WHAT TO WORK ON: Exactly as they appear, output all of the entries.

EXERCISE MATERIALS:
--

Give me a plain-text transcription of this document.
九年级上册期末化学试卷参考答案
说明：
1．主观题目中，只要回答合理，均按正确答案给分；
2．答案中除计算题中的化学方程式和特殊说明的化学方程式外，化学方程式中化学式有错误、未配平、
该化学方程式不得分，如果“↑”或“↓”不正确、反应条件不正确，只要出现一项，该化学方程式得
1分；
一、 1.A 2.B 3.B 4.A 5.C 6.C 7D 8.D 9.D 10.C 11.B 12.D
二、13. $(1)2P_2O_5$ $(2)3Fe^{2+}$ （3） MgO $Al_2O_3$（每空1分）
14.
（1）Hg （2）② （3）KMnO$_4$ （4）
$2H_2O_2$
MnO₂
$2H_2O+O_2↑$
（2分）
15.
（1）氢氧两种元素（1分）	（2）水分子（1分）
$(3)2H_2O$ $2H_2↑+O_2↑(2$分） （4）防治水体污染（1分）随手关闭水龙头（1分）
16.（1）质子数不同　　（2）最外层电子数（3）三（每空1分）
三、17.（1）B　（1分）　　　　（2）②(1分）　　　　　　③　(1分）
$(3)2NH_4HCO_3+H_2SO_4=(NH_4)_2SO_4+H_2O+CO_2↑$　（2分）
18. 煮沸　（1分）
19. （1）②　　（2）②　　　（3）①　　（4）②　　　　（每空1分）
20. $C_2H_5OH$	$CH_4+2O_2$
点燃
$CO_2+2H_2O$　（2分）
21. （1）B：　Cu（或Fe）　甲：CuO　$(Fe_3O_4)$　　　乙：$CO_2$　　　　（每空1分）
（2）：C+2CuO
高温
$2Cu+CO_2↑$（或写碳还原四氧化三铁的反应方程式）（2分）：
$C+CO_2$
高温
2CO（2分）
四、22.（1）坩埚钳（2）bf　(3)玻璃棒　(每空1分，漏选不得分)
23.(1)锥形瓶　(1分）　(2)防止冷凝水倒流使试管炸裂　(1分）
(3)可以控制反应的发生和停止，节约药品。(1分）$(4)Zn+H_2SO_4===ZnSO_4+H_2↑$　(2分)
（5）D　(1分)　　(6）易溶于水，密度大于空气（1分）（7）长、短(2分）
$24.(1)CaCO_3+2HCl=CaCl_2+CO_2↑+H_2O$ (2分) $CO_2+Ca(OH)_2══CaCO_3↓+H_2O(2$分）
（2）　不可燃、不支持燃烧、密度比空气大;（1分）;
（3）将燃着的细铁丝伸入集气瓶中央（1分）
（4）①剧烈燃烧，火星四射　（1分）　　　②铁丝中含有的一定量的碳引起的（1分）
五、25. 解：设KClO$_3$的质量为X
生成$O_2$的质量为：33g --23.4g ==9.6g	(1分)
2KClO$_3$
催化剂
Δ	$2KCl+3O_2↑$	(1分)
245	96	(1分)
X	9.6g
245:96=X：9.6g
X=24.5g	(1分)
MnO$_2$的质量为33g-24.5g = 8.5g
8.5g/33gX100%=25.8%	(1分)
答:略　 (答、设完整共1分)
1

--

TASK RESULT:
Give me a plain-text transcription of this document.
九年级上册期末化学试卷参考答案
说明：
1．主观题目中，只要回答合理，均按正确答案给分；
2．答案中除计算题中的化学方程式和特殊说明的化学方程式外，化学方程式中化学式有错误、未配平、
该化学方程式不得分，如果“↑”或“↓”不正确、反应条件不正确，只要出现一项，该化学方程式得
1分；
一、 1.A 2.B 3.B 4.A 5.C 6.C 7D 8.D 9.D 10.C 11.B 12.D
二、13. $(1)2P_2O_5$ $(2)3Fe^{2+}$ （3） MgO $Al_2O_3$（每空1分）
14.
（1）Hg （2）② （3）KMnO$_4$ （4）
$2H_2O_2$
MnO₂
$2H_2O+O_2↑$
（2分）
15.
（1）氢氧两种元素（1分）	（2）水分子（1分）
$(3)2H_2O$ $2H_2↑+O_2↑(2$分） （4）防治水体污染（1分）随手关闭水龙头（1分）
16.（1）质子数不同　　（2）最外层电子数（3）三（每空1分）
三、17.（1）B　（1分）　　　　（2）②(1分）　　　　　　③　(1分）
$(3)2NH_4HCO_3+H_2SO_4=(NH_4)_2SO_4+H_2O+CO_2↑$　（2分）
18. 煮沸　（1分）
19. （1）②　　（2）②　　　（3）①　　（4）②　　　　（每空1分）
20. $C_2H_5OH$	$CH_4+2O_2$
点燃
$CO_2+2H_2O$　（2分）
21. （1）B：　Cu（或Fe）　甲：CuO　$(Fe_3O_4)$　　　乙：$CO_2$　　　　（每空1分）
（2）：C+2CuO
高温
$2Cu+CO_2↑$（或写碳还原四氧化三铁的反应方程式）（2分）：
$C+CO_2$
高温
2CO（2分）
四、22.（1）坩埚钳（2）bf　(3)玻璃棒　(每空1分，漏选不得分)
23.(1)锥形瓶　(1分）　(2)防止冷凝水倒流使试管炸裂　(1分）
(3)可以控制反应的发生和停止，节约药品。(1分）$(4)Zn+H_2SO_4===ZnSO_4+H_2↑$　(2分)
（5）D　(1分)　　(6）易溶于水，密度大于空气（1分）（7）长、短(2分）
$24.(1)CaCO_3+2HCl=CaCl_2+CO_2↑+H_2O$ (2分) $CO_2+Ca(OH)_2══CaCO_3↓+H_2O(2$分）
（2）　不可燃、不支持燃烧、密度比空气大;（1分）;
（3）将燃着的细铁丝伸入集气瓶中央（1分）
（4）①剧烈燃烧，火星四射　（1分）　　　②铁丝中含有的一定量的碳引起的（1分）
五、25. 解：设KClO$_3$的质量为X
生成$O_2$的质量为：33g --23.4g ==9.6g	(1分)
2KClO$_3$
催化剂
Δ	$2KCl+3O_2↑$	(1分)
245	96	(1分)
X	9.6g
245:96=X：9.6g
X=24.5g	(1分)
MnO$_2$的质量为33g-24.5g = 8.5g
8.5g/33gX100%=25.8%	(1分)
答:略　 (答、设完整共1分)
1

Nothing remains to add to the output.